[A run of records]
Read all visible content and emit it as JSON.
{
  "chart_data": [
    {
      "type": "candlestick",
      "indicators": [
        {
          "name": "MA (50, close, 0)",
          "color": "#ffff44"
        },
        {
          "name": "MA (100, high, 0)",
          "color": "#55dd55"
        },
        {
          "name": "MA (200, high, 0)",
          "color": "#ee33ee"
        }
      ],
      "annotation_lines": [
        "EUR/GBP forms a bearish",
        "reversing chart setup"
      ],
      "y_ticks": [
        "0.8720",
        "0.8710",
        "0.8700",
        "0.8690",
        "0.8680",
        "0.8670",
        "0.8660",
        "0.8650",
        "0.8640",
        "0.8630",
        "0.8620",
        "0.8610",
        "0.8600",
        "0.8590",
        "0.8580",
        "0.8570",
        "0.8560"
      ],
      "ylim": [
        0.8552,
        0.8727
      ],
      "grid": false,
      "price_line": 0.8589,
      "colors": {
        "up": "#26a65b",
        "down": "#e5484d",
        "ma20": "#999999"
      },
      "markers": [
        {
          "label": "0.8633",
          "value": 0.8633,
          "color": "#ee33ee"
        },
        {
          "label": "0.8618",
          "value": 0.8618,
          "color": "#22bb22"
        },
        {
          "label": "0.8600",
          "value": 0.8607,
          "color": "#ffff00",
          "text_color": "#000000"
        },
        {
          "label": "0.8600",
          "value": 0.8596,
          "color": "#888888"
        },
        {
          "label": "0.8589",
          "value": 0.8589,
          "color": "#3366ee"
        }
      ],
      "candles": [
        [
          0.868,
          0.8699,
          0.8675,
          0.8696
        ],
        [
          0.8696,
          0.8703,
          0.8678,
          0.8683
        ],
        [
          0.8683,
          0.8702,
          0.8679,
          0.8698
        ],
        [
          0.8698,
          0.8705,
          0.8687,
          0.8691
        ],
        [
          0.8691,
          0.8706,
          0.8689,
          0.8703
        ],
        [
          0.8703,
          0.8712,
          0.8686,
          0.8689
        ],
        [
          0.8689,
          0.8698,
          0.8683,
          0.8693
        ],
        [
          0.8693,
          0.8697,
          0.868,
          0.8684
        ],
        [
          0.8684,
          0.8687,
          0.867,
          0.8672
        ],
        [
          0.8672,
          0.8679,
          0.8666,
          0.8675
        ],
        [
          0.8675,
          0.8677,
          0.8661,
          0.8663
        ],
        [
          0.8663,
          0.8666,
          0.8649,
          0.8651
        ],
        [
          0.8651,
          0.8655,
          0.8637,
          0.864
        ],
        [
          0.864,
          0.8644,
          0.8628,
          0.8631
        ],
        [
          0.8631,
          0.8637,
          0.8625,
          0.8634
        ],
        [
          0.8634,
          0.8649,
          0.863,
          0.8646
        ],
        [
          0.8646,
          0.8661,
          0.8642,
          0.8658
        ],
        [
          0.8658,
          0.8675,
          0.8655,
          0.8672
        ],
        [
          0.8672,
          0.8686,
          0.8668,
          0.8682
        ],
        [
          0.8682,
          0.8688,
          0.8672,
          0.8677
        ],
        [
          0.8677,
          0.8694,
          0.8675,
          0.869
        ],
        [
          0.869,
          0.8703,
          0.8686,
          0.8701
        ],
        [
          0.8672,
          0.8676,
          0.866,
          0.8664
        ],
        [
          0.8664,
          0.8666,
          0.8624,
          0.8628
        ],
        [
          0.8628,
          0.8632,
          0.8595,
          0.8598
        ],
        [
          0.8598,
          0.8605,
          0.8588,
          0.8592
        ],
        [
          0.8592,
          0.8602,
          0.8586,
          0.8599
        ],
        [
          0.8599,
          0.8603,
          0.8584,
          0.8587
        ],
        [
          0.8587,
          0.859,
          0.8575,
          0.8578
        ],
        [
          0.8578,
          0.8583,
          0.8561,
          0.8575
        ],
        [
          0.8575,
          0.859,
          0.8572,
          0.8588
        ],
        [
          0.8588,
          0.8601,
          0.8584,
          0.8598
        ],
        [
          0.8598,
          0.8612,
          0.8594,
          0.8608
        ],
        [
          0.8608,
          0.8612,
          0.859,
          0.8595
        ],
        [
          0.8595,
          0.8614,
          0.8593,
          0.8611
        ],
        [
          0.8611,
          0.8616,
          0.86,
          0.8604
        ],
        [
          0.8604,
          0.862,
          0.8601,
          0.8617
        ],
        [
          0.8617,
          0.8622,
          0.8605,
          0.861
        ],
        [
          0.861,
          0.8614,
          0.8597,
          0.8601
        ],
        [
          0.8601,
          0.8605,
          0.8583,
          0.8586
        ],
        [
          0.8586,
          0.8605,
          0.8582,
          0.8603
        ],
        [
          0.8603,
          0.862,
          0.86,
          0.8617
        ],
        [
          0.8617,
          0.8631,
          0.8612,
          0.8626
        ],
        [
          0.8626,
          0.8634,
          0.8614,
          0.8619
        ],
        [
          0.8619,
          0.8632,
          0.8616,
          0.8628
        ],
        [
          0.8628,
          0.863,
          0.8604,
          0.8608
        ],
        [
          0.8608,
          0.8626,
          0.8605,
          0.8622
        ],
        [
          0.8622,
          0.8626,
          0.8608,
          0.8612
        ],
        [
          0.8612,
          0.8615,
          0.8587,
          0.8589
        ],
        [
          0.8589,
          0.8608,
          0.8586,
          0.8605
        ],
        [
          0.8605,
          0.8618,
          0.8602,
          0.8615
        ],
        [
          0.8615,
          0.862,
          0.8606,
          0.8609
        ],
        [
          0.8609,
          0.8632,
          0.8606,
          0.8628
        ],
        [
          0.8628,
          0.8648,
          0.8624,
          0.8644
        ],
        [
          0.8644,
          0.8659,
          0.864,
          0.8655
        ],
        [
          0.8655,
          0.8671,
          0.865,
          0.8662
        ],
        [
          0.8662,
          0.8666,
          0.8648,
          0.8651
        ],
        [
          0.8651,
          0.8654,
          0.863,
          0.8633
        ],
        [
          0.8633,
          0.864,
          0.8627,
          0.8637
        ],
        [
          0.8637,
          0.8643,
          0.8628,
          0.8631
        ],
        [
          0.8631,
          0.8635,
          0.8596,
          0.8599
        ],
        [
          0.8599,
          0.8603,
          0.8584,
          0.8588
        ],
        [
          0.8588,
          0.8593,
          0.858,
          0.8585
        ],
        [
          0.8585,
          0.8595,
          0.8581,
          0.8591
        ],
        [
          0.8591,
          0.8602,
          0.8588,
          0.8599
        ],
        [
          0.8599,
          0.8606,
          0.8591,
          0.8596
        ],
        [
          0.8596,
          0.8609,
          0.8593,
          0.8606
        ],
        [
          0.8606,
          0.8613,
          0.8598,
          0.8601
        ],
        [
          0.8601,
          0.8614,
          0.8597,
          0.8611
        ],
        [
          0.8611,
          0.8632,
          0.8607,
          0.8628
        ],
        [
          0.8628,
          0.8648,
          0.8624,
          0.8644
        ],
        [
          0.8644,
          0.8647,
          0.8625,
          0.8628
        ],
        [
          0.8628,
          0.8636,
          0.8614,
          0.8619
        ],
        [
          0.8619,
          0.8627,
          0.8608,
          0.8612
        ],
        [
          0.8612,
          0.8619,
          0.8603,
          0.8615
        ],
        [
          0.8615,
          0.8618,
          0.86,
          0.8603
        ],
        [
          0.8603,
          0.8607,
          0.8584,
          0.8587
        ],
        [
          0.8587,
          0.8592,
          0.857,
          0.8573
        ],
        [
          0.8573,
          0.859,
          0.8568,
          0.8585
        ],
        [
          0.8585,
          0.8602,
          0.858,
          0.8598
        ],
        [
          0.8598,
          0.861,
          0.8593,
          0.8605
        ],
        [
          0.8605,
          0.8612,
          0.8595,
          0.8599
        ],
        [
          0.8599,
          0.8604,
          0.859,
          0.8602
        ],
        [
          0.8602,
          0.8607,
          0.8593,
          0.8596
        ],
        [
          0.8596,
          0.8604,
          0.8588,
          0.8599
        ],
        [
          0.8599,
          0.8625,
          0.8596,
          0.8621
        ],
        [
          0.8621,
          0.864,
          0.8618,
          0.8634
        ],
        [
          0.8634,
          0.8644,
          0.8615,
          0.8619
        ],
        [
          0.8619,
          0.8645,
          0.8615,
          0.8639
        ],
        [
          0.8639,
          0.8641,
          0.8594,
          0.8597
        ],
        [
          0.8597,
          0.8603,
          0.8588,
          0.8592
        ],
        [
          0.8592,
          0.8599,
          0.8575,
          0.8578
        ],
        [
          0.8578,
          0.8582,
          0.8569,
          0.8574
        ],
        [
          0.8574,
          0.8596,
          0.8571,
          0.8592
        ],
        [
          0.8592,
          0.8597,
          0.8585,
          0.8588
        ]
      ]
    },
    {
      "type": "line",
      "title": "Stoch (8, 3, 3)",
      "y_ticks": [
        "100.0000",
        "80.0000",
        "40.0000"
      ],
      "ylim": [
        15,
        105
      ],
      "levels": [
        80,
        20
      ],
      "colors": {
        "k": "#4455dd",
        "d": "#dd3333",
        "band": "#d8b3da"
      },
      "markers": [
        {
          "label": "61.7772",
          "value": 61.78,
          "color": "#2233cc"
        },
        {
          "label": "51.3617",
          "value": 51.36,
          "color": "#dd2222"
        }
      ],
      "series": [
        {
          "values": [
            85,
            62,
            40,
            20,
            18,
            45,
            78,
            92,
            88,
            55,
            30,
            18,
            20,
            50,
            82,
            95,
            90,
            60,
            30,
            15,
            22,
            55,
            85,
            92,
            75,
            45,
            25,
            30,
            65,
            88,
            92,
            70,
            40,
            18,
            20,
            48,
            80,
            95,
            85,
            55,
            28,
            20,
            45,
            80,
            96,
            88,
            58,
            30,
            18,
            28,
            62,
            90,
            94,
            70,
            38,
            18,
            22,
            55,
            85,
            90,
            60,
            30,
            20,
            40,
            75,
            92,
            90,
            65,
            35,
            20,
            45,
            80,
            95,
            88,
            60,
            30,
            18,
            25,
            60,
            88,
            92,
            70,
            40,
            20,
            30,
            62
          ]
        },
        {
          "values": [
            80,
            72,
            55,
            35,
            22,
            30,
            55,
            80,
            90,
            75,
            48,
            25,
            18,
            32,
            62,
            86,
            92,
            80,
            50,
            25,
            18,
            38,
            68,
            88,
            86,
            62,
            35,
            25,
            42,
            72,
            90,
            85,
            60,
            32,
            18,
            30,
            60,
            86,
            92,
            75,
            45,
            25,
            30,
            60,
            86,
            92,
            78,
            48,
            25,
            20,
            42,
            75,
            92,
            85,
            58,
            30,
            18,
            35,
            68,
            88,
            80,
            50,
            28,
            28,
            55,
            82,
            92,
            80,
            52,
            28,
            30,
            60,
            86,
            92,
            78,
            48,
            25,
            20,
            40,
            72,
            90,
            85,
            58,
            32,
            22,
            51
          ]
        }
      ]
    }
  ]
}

WRITTEN TASK
Your answer should be a single number: the count of lines in the material above that contain "name".

RESPONSE TO THE TASK
3